DATA FOR THIS TASK:

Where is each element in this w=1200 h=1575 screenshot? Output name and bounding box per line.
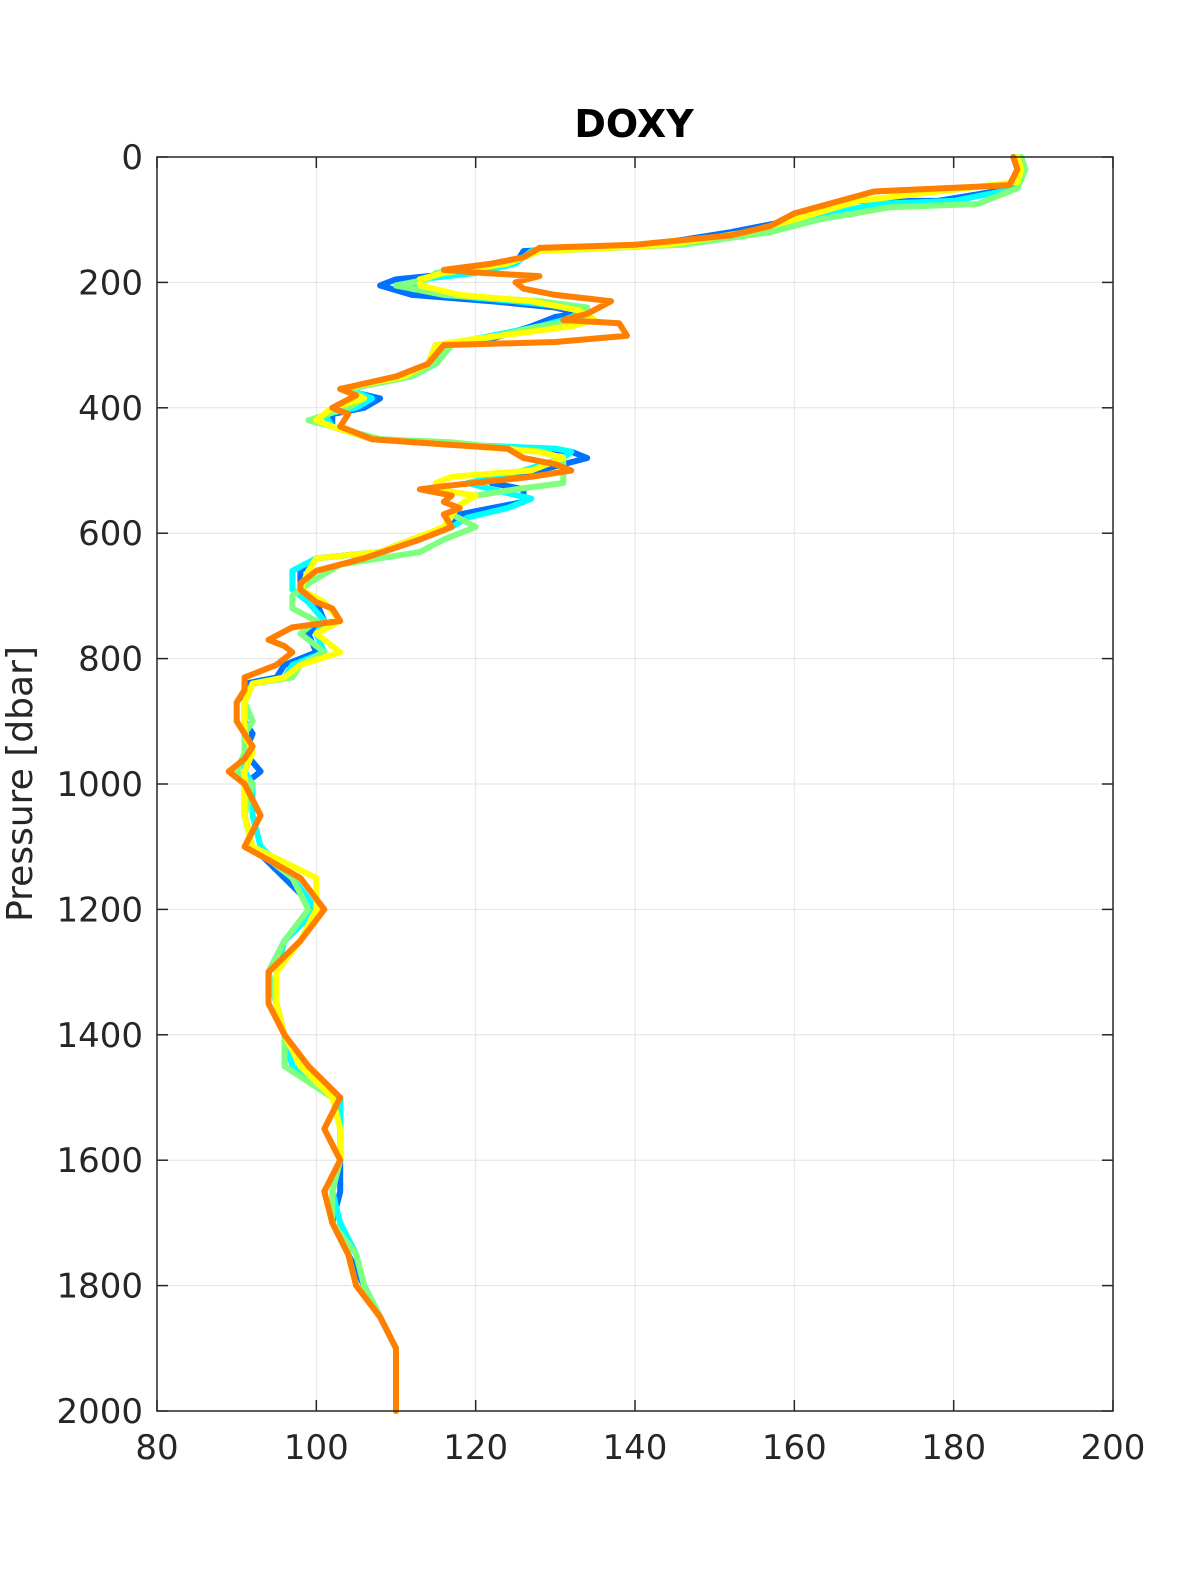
x-tick-label: 200 xyxy=(1081,1428,1146,1468)
x-tick-label: 80 xyxy=(135,1428,178,1468)
y-tick-label: 1600 xyxy=(56,1141,143,1181)
y-tick-label: 800 xyxy=(78,640,143,680)
y-axis-label: Pressure [dbar] xyxy=(0,646,41,922)
x-tick-label: 160 xyxy=(762,1428,827,1468)
y-tick-labels: 0 200 400 600 800 1000 1200 1400 1600 1800 2000 xyxy=(56,138,143,1432)
x-tick-label: 140 xyxy=(603,1428,668,1468)
series-line-5 xyxy=(225,154,1021,1414)
grid xyxy=(156,156,1114,1412)
y-tick-label: 1400 xyxy=(56,1016,143,1056)
x-tick-label: 100 xyxy=(284,1428,349,1468)
y-tick-label: 1000 xyxy=(56,765,143,805)
y-tick-label: 1800 xyxy=(56,1267,143,1307)
series-layer xyxy=(225,154,1029,1414)
chart-title: DOXY xyxy=(574,102,694,146)
x-tick-labels: 80 100 120 140 160 180 200 xyxy=(135,1428,1145,1468)
y-tick-label: 1200 xyxy=(56,890,143,930)
x-tick-label: 180 xyxy=(921,1428,986,1468)
y-tick-label: 400 xyxy=(78,389,143,429)
y-tick-label: 200 xyxy=(78,263,143,303)
y-tick-label: 600 xyxy=(78,514,143,554)
ticks xyxy=(156,156,1114,1412)
y-tick-label: 0 xyxy=(121,138,143,178)
y-tick-label: 2000 xyxy=(56,1392,143,1432)
x-tick-label: 120 xyxy=(443,1428,508,1468)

SET TASK: Copy all the records above again, swapping "Pressure [dbar]" for "Depth [m]" and keeping everything else the same. Leave out the pictures.

RESPONSE:
Where is each element in this w=1200 h=1575 screenshot? Output name and bounding box per line.
x-tick-label: 200 xyxy=(1081,1428,1146,1468)
x-tick-label: 80 xyxy=(135,1428,178,1468)
y-tick-label: 1600 xyxy=(56,1141,143,1181)
y-tick-label: 800 xyxy=(78,640,143,680)
y-axis-label: Depth [m] xyxy=(0,646,41,922)
x-tick-label: 160 xyxy=(762,1428,827,1468)
y-tick-labels: 0 200 400 600 800 1000 1200 1400 1600 1800 2000 xyxy=(56,138,143,1432)
x-tick-label: 140 xyxy=(603,1428,668,1468)
series-line-5 xyxy=(225,154,1021,1414)
grid xyxy=(156,156,1114,1412)
y-tick-label: 1400 xyxy=(56,1016,143,1056)
x-tick-label: 100 xyxy=(284,1428,349,1468)
y-tick-label: 1000 xyxy=(56,765,143,805)
y-tick-label: 1800 xyxy=(56,1267,143,1307)
series-layer xyxy=(225,154,1029,1414)
chart-title: DOXY xyxy=(574,102,694,146)
x-tick-labels: 80 100 120 140 160 180 200 xyxy=(135,1428,1145,1468)
y-tick-label: 1200 xyxy=(56,890,143,930)
x-tick-label: 180 xyxy=(921,1428,986,1468)
y-tick-label: 400 xyxy=(78,389,143,429)
y-tick-label: 200 xyxy=(78,263,143,303)
y-tick-label: 600 xyxy=(78,514,143,554)
ticks xyxy=(156,156,1114,1412)
y-tick-label: 0 xyxy=(121,138,143,178)
y-tick-label: 2000 xyxy=(56,1392,143,1432)
x-tick-label: 120 xyxy=(443,1428,508,1468)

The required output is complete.